— EXERCISE AIM —
Return every line below in which "Cover" appears.
### SUPPLIED INFORMATION
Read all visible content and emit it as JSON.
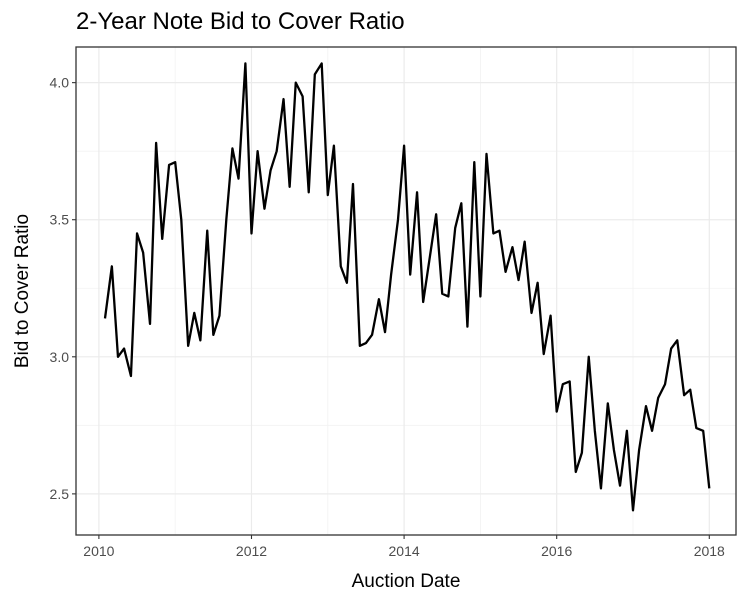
{
  "chart_data": {
    "type": "line",
    "title": "2-Year Note Bid to Cover Ratio",
    "xlabel": "Auction Date",
    "ylabel": "Bid to Cover Ratio",
    "x_ticks": [
      2010,
      2012,
      2014,
      2016,
      2018
    ],
    "x_tick_labels": [
      "2010",
      "2012",
      "2014",
      "2016",
      "2018"
    ],
    "y_ticks": [
      2.5,
      3.0,
      3.5,
      4.0
    ],
    "y_tick_labels": [
      "2.5",
      "3.0",
      "3.5",
      "4.0"
    ],
    "xlim": [
      2009.7,
      2018.35
    ],
    "ylim": [
      2.35,
      4.13
    ],
    "grid": true,
    "line_color": "#000000",
    "series": [
      {
        "x": [
          2010.08,
          2010.17,
          2010.25,
          2010.33,
          2010.42,
          2010.5,
          2010.58,
          2010.67,
          2010.75,
          2010.83,
          2010.92,
          2011.0,
          2011.08,
          2011.17,
          2011.25,
          2011.33,
          2011.42,
          2011.5,
          2011.58,
          2011.67,
          2011.75,
          2011.83,
          2011.92,
          2012.0,
          2012.08,
          2012.17,
          2012.25,
          2012.33,
          2012.42,
          2012.5,
          2012.58,
          2012.67,
          2012.75,
          2012.83,
          2012.92,
          2013.0,
          2013.08,
          2013.17,
          2013.25,
          2013.33,
          2013.42,
          2013.5,
          2013.58,
          2013.67,
          2013.75,
          2013.83,
          2013.92,
          2014.0,
          2014.08,
          2014.17,
          2014.25,
          2014.33,
          2014.42,
          2014.5,
          2014.58,
          2014.67,
          2014.75,
          2014.83,
          2014.92,
          2015.0,
          2015.08,
          2015.17,
          2015.25,
          2015.33,
          2015.42,
          2015.5,
          2015.58,
          2015.67,
          2015.75,
          2015.83,
          2015.92,
          2016.0,
          2016.08,
          2016.17,
          2016.25,
          2016.33,
          2016.42,
          2016.5,
          2016.58,
          2016.67,
          2016.75,
          2016.83,
          2016.92,
          2017.0,
          2017.08,
          2017.17,
          2017.25,
          2017.33,
          2017.42,
          2017.5,
          2017.58,
          2017.67,
          2017.75,
          2017.83,
          2017.92,
          2018.0
        ],
        "y": [
          3.14,
          3.33,
          3.0,
          3.03,
          2.93,
          3.45,
          3.38,
          3.12,
          3.78,
          3.43,
          3.7,
          3.71,
          3.5,
          3.04,
          3.16,
          3.06,
          3.46,
          3.08,
          3.15,
          3.5,
          3.76,
          3.65,
          4.07,
          3.45,
          3.75,
          3.54,
          3.68,
          3.75,
          3.94,
          3.62,
          4.0,
          3.95,
          3.6,
          4.03,
          4.07,
          3.59,
          3.77,
          3.33,
          3.27,
          3.63,
          3.04,
          3.05,
          3.08,
          3.21,
          3.09,
          3.3,
          3.5,
          3.77,
          3.3,
          3.6,
          3.2,
          3.35,
          3.52,
          3.23,
          3.22,
          3.47,
          3.56,
          3.11,
          3.71,
          3.22,
          3.74,
          3.45,
          3.46,
          3.31,
          3.4,
          3.28,
          3.42,
          3.16,
          3.27,
          3.01,
          3.15,
          2.8,
          2.9,
          2.91,
          2.58,
          2.65,
          3.0,
          2.73,
          2.52,
          2.83,
          2.66,
          2.53,
          2.73,
          2.44,
          2.66,
          2.82,
          2.73,
          2.85,
          2.9,
          3.03,
          3.06,
          2.86,
          2.88,
          2.74,
          2.73,
          2.52
        ]
      }
    ]
  }
}
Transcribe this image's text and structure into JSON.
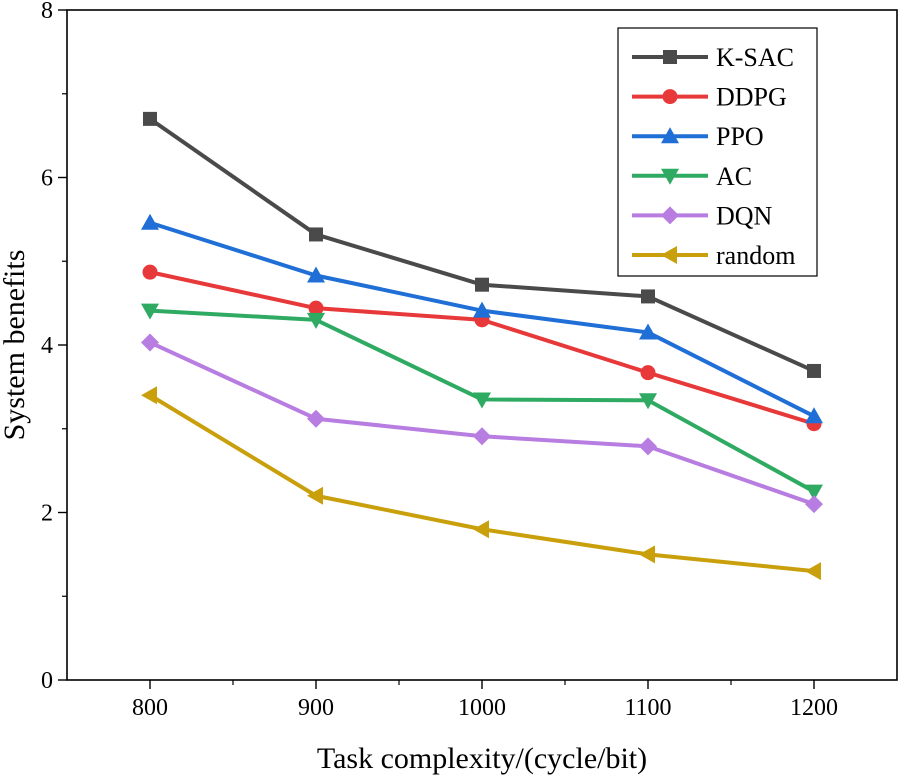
######
— REPLY —
    "title": "2-Year Note Bid to Cover Ratio",
    "ylabel": "Bid to Cover Ratio",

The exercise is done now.